::: Records provided :::

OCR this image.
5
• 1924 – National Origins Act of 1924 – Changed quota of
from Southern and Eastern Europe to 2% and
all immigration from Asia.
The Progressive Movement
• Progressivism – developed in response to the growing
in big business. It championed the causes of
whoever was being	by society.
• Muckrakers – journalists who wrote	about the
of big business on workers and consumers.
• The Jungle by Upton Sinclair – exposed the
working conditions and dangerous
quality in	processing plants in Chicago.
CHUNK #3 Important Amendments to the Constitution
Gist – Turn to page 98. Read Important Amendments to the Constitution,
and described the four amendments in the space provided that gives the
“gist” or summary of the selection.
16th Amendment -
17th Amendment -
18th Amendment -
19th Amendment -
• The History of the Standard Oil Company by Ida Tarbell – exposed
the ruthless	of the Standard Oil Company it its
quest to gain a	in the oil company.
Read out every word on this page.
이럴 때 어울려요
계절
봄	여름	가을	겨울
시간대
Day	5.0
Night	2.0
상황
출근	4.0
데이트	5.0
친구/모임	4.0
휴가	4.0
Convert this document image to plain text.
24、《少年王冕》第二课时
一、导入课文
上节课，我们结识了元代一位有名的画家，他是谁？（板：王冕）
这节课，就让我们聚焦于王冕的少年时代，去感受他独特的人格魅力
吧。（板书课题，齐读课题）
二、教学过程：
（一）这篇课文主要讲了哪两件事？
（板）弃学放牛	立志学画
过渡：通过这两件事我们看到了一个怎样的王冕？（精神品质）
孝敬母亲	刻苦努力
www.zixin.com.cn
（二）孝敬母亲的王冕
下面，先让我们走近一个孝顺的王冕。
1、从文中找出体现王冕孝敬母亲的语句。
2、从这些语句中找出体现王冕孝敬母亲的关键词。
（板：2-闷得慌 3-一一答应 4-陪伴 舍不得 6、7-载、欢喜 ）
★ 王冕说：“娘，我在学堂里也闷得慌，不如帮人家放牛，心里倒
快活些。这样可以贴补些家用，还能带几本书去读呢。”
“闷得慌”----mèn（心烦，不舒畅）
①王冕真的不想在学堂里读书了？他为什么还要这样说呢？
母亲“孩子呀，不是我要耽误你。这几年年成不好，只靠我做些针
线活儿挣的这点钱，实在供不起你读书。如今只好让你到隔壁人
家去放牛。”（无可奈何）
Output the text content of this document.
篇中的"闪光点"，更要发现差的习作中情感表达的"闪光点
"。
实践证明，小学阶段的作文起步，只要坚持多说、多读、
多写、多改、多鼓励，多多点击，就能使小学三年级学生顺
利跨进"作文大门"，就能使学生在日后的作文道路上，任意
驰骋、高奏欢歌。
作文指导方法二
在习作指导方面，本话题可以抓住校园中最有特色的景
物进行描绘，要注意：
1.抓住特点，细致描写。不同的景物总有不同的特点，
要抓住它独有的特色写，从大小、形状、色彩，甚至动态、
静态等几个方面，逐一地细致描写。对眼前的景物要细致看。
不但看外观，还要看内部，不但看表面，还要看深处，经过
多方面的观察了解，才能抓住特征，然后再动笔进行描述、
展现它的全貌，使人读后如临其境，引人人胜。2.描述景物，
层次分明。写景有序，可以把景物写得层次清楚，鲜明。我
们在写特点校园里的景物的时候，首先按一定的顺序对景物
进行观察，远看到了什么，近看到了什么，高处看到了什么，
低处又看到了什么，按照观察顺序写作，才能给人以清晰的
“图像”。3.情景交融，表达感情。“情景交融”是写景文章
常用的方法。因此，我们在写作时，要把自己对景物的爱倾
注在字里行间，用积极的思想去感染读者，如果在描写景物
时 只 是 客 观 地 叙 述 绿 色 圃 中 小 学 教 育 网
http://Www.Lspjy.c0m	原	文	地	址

:::

Set problem: Copy down every line of the entries containing the word "Important".

Response to the task:
CHUNK #3 Important Amendments to the Constitution
Gist – Turn to page 98. Read Important Amendments to the Constitution,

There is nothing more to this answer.